--- START Material ---

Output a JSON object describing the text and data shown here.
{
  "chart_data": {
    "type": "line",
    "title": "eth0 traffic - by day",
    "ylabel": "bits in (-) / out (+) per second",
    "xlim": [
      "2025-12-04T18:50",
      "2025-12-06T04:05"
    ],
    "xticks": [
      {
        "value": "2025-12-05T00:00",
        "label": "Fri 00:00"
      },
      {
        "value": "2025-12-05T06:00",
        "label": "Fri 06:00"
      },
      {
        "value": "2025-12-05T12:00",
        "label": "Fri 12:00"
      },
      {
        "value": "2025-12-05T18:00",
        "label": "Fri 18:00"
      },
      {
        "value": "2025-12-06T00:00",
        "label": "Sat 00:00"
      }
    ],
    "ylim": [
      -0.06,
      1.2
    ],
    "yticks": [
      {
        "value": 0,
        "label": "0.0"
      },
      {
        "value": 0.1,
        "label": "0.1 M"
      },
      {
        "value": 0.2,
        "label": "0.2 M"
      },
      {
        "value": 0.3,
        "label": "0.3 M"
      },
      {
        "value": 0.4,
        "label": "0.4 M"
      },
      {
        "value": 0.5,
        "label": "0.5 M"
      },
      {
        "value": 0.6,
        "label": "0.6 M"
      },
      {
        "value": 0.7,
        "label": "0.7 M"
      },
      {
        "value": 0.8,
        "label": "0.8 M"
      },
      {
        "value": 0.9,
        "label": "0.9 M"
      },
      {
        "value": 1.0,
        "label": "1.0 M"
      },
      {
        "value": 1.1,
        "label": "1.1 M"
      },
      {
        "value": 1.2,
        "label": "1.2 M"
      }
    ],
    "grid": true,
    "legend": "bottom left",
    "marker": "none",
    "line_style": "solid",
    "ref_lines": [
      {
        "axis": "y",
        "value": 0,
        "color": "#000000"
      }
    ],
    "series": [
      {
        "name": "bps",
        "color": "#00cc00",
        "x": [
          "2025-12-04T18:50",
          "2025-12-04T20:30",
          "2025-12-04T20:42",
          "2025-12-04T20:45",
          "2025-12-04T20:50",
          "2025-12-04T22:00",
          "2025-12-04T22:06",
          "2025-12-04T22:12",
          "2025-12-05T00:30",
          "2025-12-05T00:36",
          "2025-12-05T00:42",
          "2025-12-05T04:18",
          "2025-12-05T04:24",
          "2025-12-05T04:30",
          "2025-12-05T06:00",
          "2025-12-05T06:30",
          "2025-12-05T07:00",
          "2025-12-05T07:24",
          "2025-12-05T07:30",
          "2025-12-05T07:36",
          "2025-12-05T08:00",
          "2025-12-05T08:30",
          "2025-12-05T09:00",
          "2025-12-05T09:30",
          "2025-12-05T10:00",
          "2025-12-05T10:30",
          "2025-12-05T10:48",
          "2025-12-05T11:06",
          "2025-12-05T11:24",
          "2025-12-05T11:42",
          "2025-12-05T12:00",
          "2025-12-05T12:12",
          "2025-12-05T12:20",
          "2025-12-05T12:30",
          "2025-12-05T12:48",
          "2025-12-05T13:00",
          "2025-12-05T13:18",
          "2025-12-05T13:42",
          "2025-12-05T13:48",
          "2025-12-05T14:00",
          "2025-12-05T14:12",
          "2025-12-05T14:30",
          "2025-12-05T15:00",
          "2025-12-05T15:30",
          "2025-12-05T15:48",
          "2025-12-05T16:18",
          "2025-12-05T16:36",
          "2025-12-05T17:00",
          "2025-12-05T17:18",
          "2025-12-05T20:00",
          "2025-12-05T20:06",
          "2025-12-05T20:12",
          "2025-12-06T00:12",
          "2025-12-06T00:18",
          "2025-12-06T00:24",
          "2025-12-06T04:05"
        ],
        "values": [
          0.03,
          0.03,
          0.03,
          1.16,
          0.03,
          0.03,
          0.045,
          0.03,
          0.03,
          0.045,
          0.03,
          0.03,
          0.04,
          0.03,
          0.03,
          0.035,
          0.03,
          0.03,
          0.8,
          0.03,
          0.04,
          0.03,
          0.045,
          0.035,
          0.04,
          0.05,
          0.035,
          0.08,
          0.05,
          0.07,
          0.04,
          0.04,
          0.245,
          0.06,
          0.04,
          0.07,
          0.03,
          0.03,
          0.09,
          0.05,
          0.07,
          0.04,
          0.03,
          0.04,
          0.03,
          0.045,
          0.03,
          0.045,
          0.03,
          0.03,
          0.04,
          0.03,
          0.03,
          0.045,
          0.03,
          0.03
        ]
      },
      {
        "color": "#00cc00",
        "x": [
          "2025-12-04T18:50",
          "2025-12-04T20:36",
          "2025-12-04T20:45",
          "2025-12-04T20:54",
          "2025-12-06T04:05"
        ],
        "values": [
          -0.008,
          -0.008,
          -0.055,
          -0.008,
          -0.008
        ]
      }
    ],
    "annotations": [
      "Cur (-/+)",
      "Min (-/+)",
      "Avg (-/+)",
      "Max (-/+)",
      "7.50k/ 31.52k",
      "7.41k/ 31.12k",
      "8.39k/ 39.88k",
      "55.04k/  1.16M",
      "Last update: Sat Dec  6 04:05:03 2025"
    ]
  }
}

--- END Material ---

_Challenge_
Return all of the data exactly as it reads.

_Result_
Output a JSON object describing the text and data shown here.
{
  "chart_data": {
    "type": "line",
    "title": "eth0 traffic - by day",
    "ylabel": "bits in (-) / out (+) per second",
    "xlim": [
      "2025-12-04T18:50",
      "2025-12-06T04:05"
    ],
    "xticks": [
      {
        "value": "2025-12-05T00:00",
        "label": "Fri 00:00"
      },
      {
        "value": "2025-12-05T06:00",
        "label": "Fri 06:00"
      },
      {
        "value": "2025-12-05T12:00",
        "label": "Fri 12:00"
      },
      {
        "value": "2025-12-05T18:00",
        "label": "Fri 18:00"
      },
      {
        "value": "2025-12-06T00:00",
        "label": "Sat 00:00"
      }
    ],
    "ylim": [
      -0.06,
      1.2
    ],
    "yticks": [
      {
        "value": 0,
        "label": "0.0"
      },
      {
        "value": 0.1,
        "label": "0.1 M"
      },
      {
        "value": 0.2,
        "label": "0.2 M"
      },
      {
        "value": 0.3,
        "label": "0.3 M"
      },
      {
        "value": 0.4,
        "label": "0.4 M"
      },
      {
        "value": 0.5,
        "label": "0.5 M"
      },
      {
        "value": 0.6,
        "label": "0.6 M"
      },
      {
        "value": 0.7,
        "label": "0.7 M"
      },
      {
        "value": 0.8,
        "label": "0.8 M"
      },
      {
        "value": 0.9,
        "label": "0.9 M"
      },
      {
        "value": 1.0,
        "label": "1.0 M"
      },
      {
        "value": 1.1,
        "label": "1.1 M"
      },
      {
        "value": 1.2,
        "label": "1.2 M"
      }
    ],
    "grid": true,
    "legend": "bottom left",
    "marker": "none",
    "line_style": "solid",
    "ref_lines": [
      {
        "axis": "y",
        "value": 0,
        "color": "#000000"
      }
    ],
    "series": [
      {
        "name": "bps",
        "color": "#00cc00",
        "x": [
          "2025-12-04T18:50",
          "2025-12-04T20:30",
          "2025-12-04T20:42",
          "2025-12-04T20:45",
          "2025-12-04T20:50",
          "2025-12-04T22:00",
          "2025-12-04T22:06",
          "2025-12-04T22:12",
          "2025-12-05T00:30",
          "2025-12-05T00:36",
          "2025-12-05T00:42",
          "2025-12-05T04:18",
          "2025-12-05T04:24",
          "2025-12-05T04:30",
          "2025-12-05T06:00",
          "2025-12-05T06:30",
          "2025-12-05T07:00",
          "2025-12-05T07:24",
          "2025-12-05T07:30",
          "2025-12-05T07:36",
          "2025-12-05T08:00",
          "2025-12-05T08:30",
          "2025-12-05T09:00",
          "2025-12-05T09:30",
          "2025-12-05T10:00",
          "2025-12-05T10:30",
          "2025-12-05T10:48",
          "2025-12-05T11:06",
          "2025-12-05T11:24",
          "2025-12-05T11:42",
          "2025-12-05T12:00",
          "2025-12-05T12:12",
          "2025-12-05T12:20",
          "2025-12-05T12:30",
          "2025-12-05T12:48",
          "2025-12-05T13:00",
          "2025-12-05T13:18",
          "2025-12-05T13:42",
          "2025-12-05T13:48",
          "2025-12-05T14:00",
          "2025-12-05T14:12",
          "2025-12-05T14:30",
          "2025-12-05T15:00",
          "2025-12-05T15:30",
          "2025-12-05T15:48",
          "2025-12-05T16:18",
          "2025-12-05T16:36",
          "2025-12-05T17:00",
          "2025-12-05T17:18",
          "2025-12-05T20:00",
          "2025-12-05T20:06",
          "2025-12-05T20:12",
          "2025-12-06T00:12",
          "2025-12-06T00:18",
          "2025-12-06T00:24",
          "2025-12-06T04:05"
        ],
        "values": [
          0.03,
          0.03,
          0.03,
          1.16,
          0.03,
          0.03,
          0.045,
          0.03,
          0.03,
          0.045,
          0.03,
          0.03,
          0.04,
          0.03,
          0.03,
          0.035,
          0.03,
          0.03,
          0.8,
          0.03,
          0.04,
          0.03,
          0.045,
          0.035,
          0.04,
          0.05,
          0.035,
          0.08,
          0.05,
          0.07,
          0.04,
          0.04,
          0.245,
          0.06,
          0.04,
          0.07,
          0.03,
          0.03,
          0.09,
          0.05,
          0.07,
          0.04,
          0.03,
          0.04,
          0.03,
          0.045,
          0.03,
          0.045,
          0.03,
          0.03,
          0.04,
          0.03,
          0.03,
          0.045,
          0.03,
          0.03
        ]
      },
      {
        "color": "#00cc00",
        "x": [
          "2025-12-04T18:50",
          "2025-12-04T20:36",
          "2025-12-04T20:45",
          "2025-12-04T20:54",
          "2025-12-06T04:05"
        ],
        "values": [
          -0.008,
          -0.008,
          -0.055,
          -0.008,
          -0.008
        ]
      }
    ],
    "annotations": [
      "Cur (-/+)",
      "Min (-/+)",
      "Avg (-/+)",
      "Max (-/+)",
      "7.50k/ 31.52k",
      "7.41k/ 31.12k",
      "8.39k/ 39.88k",
      "55.04k/  1.16M",
      "Last update: Sat Dec  6 04:05:03 2025"
    ]
  }
}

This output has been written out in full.